→ **TASK GOAL**:
Your answer consists of the lines in the data that contain "Adverse". Copy each of them.

== Segment start ==

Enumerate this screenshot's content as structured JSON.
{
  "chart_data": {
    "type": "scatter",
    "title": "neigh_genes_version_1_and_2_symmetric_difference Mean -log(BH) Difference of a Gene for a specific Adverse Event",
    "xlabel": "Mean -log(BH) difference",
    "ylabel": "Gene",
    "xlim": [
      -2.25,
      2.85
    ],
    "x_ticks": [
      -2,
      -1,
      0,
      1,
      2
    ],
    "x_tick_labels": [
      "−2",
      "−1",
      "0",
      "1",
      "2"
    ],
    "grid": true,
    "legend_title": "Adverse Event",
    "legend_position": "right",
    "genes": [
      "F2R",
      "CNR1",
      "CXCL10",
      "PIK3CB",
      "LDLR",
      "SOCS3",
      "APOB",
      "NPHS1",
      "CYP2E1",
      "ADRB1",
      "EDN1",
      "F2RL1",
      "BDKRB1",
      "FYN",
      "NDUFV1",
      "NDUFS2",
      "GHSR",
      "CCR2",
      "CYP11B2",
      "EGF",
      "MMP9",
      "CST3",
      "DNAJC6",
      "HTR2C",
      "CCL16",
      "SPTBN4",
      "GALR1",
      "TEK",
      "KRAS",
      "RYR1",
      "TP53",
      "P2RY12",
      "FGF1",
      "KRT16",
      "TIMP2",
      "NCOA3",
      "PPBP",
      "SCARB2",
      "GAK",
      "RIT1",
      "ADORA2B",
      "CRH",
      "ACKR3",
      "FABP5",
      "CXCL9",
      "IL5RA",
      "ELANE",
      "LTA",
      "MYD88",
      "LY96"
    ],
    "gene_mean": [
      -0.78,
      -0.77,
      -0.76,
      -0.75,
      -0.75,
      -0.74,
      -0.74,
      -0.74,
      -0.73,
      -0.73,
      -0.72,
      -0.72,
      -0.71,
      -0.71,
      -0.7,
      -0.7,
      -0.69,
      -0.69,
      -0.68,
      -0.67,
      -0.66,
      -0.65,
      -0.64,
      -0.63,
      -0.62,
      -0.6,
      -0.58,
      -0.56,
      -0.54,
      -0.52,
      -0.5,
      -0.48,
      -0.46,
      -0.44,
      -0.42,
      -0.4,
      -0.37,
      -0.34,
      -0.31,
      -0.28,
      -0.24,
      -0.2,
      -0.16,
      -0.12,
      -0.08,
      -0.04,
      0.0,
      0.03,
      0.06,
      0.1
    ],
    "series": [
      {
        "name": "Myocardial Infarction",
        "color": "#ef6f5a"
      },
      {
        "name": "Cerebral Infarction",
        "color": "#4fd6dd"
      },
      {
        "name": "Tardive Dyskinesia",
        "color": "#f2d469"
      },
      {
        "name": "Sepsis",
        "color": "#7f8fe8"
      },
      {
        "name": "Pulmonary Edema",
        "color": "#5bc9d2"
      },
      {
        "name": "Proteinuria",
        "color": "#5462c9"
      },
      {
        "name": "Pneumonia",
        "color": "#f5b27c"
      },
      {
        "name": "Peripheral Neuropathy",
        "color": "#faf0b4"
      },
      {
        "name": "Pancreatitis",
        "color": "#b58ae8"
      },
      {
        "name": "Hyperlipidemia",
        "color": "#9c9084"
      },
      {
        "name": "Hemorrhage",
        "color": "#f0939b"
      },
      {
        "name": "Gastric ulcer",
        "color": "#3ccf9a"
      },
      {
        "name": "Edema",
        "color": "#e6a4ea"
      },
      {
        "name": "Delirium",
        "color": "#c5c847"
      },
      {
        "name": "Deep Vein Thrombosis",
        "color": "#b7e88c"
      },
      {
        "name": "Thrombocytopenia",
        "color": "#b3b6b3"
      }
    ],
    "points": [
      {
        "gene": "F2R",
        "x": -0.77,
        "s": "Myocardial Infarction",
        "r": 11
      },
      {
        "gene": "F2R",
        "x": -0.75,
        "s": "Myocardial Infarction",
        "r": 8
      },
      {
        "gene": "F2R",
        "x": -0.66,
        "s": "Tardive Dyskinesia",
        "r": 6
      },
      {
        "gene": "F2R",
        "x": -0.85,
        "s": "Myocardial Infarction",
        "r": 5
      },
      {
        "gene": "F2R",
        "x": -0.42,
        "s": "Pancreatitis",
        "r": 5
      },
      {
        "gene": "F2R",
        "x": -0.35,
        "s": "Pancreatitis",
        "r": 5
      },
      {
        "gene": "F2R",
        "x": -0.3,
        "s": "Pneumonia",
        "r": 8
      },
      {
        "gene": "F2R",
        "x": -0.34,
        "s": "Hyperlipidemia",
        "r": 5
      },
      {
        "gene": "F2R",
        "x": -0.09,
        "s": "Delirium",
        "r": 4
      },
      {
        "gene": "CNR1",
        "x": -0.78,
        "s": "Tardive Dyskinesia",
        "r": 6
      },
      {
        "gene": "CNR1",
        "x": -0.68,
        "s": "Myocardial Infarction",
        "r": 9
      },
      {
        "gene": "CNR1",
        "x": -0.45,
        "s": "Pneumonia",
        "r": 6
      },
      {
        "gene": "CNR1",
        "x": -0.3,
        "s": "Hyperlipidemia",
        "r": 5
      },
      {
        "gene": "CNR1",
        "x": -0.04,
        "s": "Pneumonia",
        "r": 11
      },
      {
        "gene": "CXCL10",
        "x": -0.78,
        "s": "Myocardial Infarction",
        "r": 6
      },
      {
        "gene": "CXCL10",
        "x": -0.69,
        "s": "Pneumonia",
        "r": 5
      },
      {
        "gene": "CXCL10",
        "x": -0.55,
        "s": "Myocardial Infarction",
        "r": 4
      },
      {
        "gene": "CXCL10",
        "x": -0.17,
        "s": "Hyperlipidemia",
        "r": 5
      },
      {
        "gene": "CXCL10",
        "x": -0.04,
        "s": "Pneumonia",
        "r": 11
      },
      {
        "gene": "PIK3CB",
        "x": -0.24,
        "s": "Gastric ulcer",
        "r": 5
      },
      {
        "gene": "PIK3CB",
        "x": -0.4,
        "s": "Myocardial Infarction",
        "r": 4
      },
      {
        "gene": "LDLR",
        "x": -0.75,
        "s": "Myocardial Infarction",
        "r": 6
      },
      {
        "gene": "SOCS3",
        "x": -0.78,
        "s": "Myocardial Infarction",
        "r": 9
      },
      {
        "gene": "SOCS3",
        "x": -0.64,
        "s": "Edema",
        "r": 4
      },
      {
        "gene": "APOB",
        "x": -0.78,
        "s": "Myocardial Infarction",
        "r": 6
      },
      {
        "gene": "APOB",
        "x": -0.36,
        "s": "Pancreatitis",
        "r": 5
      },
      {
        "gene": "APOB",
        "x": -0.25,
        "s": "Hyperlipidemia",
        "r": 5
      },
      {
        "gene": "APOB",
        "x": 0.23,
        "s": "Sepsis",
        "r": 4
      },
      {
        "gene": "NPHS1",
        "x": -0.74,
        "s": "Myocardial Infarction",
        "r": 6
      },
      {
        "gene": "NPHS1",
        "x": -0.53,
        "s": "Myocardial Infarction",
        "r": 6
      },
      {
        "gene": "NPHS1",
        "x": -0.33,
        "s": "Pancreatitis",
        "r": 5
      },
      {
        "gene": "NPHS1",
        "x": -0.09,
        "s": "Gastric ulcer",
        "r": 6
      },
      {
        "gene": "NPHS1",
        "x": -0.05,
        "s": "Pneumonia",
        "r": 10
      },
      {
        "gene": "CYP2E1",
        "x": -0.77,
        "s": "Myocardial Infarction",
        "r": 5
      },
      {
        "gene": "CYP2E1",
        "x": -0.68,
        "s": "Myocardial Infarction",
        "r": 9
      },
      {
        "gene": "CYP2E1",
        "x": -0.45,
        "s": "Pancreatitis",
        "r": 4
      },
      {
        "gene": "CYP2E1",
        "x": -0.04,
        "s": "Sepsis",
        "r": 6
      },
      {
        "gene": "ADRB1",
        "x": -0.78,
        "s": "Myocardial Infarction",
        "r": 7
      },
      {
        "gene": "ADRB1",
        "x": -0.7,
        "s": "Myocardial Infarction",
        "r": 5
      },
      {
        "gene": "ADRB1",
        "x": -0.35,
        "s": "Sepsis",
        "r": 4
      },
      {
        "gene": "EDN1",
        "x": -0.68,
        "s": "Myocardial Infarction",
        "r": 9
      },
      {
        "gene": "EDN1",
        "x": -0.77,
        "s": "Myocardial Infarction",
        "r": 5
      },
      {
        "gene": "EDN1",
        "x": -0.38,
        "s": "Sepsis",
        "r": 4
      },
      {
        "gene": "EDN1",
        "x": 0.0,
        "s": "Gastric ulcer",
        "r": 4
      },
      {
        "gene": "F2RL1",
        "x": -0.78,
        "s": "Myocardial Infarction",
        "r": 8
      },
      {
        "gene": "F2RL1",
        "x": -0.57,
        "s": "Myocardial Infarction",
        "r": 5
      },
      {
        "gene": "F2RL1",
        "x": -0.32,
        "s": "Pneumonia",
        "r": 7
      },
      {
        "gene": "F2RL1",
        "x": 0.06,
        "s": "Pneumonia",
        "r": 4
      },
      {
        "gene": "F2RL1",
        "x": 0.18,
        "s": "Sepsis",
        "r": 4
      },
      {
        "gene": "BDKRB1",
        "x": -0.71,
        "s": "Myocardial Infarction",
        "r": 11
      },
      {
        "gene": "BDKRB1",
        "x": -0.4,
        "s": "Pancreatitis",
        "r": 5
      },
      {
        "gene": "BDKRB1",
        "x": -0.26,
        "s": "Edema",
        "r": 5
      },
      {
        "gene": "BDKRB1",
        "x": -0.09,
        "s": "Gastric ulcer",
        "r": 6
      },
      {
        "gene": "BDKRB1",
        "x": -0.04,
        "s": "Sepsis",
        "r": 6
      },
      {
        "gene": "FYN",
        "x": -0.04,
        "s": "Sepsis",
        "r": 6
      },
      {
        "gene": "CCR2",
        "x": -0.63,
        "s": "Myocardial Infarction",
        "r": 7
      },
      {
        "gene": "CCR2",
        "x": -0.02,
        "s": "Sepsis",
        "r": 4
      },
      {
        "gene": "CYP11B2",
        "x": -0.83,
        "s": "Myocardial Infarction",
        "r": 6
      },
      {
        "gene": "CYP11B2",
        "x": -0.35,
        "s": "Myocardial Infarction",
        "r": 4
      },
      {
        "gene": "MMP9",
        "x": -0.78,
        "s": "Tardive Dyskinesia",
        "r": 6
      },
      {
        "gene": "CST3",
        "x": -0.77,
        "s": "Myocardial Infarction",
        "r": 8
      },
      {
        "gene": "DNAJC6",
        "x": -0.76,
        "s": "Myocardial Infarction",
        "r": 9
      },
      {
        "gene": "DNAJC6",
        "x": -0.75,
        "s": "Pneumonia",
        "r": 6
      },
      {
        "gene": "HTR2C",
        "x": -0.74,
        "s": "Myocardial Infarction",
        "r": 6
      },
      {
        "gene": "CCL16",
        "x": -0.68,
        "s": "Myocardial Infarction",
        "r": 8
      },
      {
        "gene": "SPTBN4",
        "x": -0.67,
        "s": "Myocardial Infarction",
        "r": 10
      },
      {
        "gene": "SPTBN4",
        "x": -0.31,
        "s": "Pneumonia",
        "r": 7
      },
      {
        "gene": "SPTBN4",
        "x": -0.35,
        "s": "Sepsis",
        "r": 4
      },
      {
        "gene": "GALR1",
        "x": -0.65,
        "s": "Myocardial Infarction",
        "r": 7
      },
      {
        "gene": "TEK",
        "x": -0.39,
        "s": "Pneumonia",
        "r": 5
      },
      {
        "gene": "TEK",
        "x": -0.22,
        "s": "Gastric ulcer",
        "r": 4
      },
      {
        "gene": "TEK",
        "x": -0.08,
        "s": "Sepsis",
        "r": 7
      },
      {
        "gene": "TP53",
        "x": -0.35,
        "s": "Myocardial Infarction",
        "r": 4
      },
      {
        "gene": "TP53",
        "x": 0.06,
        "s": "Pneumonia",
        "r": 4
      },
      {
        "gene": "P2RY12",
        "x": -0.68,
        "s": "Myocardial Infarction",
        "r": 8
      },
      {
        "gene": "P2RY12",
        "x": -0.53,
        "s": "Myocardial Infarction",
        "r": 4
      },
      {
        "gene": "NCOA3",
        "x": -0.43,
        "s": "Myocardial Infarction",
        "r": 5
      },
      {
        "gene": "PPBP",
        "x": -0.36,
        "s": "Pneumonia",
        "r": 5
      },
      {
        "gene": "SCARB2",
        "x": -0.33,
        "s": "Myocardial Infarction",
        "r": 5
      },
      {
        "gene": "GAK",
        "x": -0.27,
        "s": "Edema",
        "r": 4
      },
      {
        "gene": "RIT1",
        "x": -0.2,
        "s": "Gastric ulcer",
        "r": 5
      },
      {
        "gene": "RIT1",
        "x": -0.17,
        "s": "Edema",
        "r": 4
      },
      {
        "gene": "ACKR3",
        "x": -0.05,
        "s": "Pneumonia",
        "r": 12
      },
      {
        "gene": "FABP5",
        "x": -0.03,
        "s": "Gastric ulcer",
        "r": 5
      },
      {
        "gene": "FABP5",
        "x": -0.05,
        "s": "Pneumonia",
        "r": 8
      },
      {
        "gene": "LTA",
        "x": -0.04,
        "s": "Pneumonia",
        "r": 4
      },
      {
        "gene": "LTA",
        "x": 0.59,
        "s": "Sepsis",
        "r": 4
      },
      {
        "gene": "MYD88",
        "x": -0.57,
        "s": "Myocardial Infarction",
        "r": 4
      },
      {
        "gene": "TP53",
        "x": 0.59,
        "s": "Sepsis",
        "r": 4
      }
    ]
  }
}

== Segment end ==

→ **TASK RESULT**:
    "title": "neigh_genes_version_1_and_2_symmetric_difference Mean -log(BH) Difference of a Gene for a specific Adverse Event",
    "legend_title": "Adverse Event",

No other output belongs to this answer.